TASK STATEMENT ▸
Restate the full set of records exactly, word for word.

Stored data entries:

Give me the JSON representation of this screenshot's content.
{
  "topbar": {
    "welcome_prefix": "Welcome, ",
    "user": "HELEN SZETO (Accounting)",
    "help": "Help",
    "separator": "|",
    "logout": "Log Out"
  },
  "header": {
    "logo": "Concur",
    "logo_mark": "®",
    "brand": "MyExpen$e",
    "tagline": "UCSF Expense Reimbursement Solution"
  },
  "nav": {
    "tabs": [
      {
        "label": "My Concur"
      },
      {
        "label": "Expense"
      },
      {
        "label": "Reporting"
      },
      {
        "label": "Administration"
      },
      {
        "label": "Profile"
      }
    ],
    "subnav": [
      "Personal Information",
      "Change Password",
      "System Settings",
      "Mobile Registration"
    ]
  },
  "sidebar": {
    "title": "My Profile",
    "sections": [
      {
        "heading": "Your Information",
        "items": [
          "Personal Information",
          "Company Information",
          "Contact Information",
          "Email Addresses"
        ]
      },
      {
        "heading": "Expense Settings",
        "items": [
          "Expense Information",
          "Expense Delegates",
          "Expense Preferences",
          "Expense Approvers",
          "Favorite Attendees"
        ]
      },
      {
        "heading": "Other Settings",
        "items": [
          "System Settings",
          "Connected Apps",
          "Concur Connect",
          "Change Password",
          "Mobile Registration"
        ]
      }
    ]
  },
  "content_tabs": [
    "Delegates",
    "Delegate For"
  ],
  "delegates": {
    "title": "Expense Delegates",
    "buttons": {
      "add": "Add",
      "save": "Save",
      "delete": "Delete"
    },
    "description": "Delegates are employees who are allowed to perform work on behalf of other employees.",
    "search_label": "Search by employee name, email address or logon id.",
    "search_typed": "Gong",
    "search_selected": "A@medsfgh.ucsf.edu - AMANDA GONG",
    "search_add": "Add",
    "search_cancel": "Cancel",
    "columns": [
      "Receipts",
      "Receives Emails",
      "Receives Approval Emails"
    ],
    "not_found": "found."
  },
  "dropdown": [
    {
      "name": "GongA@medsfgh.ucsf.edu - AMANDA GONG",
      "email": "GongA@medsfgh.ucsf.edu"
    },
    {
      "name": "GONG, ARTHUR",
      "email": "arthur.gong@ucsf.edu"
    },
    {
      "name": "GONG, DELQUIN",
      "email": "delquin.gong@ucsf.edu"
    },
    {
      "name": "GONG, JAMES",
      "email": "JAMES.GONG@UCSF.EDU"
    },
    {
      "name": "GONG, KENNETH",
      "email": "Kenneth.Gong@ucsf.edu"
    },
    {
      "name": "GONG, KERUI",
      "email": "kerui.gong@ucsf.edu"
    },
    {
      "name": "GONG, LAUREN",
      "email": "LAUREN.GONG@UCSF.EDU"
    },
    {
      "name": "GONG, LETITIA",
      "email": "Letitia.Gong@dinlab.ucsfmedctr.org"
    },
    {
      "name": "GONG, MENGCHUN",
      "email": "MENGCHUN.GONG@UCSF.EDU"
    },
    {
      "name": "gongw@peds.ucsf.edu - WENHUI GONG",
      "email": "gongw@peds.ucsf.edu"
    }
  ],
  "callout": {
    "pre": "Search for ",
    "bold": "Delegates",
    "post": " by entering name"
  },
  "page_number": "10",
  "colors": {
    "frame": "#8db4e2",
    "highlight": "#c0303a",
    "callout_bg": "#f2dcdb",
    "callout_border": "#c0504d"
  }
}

EXERCISE SOLUTION ▸
Give me the JSON representation of this screenshot's content.
{
  "topbar": {
    "welcome_prefix": "Welcome, ",
    "user": "HELEN SZETO (Accounting)",
    "help": "Help",
    "separator": "|",
    "logout": "Log Out"
  },
  "header": {
    "logo": "Concur",
    "logo_mark": "®",
    "brand": "MyExpen$e",
    "tagline": "UCSF Expense Reimbursement Solution"
  },
  "nav": {
    "tabs": [
      {
        "label": "My Concur"
      },
      {
        "label": "Expense"
      },
      {
        "label": "Reporting"
      },
      {
        "label": "Administration"
      },
      {
        "label": "Profile"
      }
    ],
    "subnav": [
      "Personal Information",
      "Change Password",
      "System Settings",
      "Mobile Registration"
    ]
  },
  "sidebar": {
    "title": "My Profile",
    "sections": [
      {
        "heading": "Your Information",
        "items": [
          "Personal Information",
          "Company Information",
          "Contact Information",
          "Email Addresses"
        ]
      },
      {
        "heading": "Expense Settings",
        "items": [
          "Expense Information",
          "Expense Delegates",
          "Expense Preferences",
          "Expense Approvers",
          "Favorite Attendees"
        ]
      },
      {
        "heading": "Other Settings",
        "items": [
          "System Settings",
          "Connected Apps",
          "Concur Connect",
          "Change Password",
          "Mobile Registration"
        ]
      }
    ]
  },
  "content_tabs": [
    "Delegates",
    "Delegate For"
  ],
  "delegates": {
    "title": "Expense Delegates",
    "buttons": {
      "add": "Add",
      "save": "Save",
      "delete": "Delete"
    },
    "description": "Delegates are employees who are allowed to perform work on behalf of other employees.",
    "search_label": "Search by employee name, email address or logon id.",
    "search_typed": "Gong",
    "search_selected": "A@medsfgh.ucsf.edu - AMANDA GONG",
    "search_add": "Add",
    "search_cancel": "Cancel",
    "columns": [
      "Receipts",
      "Receives Emails",
      "Receives Approval Emails"
    ],
    "not_found": "found."
  },
  "dropdown": [
    {
      "name": "GongA@medsfgh.ucsf.edu - AMANDA GONG",
      "email": "GongA@medsfgh.ucsf.edu"
    },
    {
      "name": "GONG, ARTHUR",
      "email": "arthur.gong@ucsf.edu"
    },
    {
      "name": "GONG, DELQUIN",
      "email": "delquin.gong@ucsf.edu"
    },
    {
      "name": "GONG, JAMES",
      "email": "JAMES.GONG@UCSF.EDU"
    },
    {
      "name": "GONG, KENNETH",
      "email": "Kenneth.Gong@ucsf.edu"
    },
    {
      "name": "GONG, KERUI",
      "email": "kerui.gong@ucsf.edu"
    },
    {
      "name": "GONG, LAUREN",
      "email": "LAUREN.GONG@UCSF.EDU"
    },
    {
      "name": "GONG, LETITIA",
      "email": "Letitia.Gong@dinlab.ucsfmedctr.org"
    },
    {
      "name": "GONG, MENGCHUN",
      "email": "MENGCHUN.GONG@UCSF.EDU"
    },
    {
      "name": "gongw@peds.ucsf.edu - WENHUI GONG",
      "email": "gongw@peds.ucsf.edu"
    }
  ],
  "callout": {
    "pre": "Search for ",
    "bold": "Delegates",
    "post": " by entering name"
  },
  "page_number": "10",
  "colors": {
    "frame": "#8db4e2",
    "highlight": "#c0303a",
    "callout_bg": "#f2dcdb",
    "callout_border": "#c0504d"
  }
}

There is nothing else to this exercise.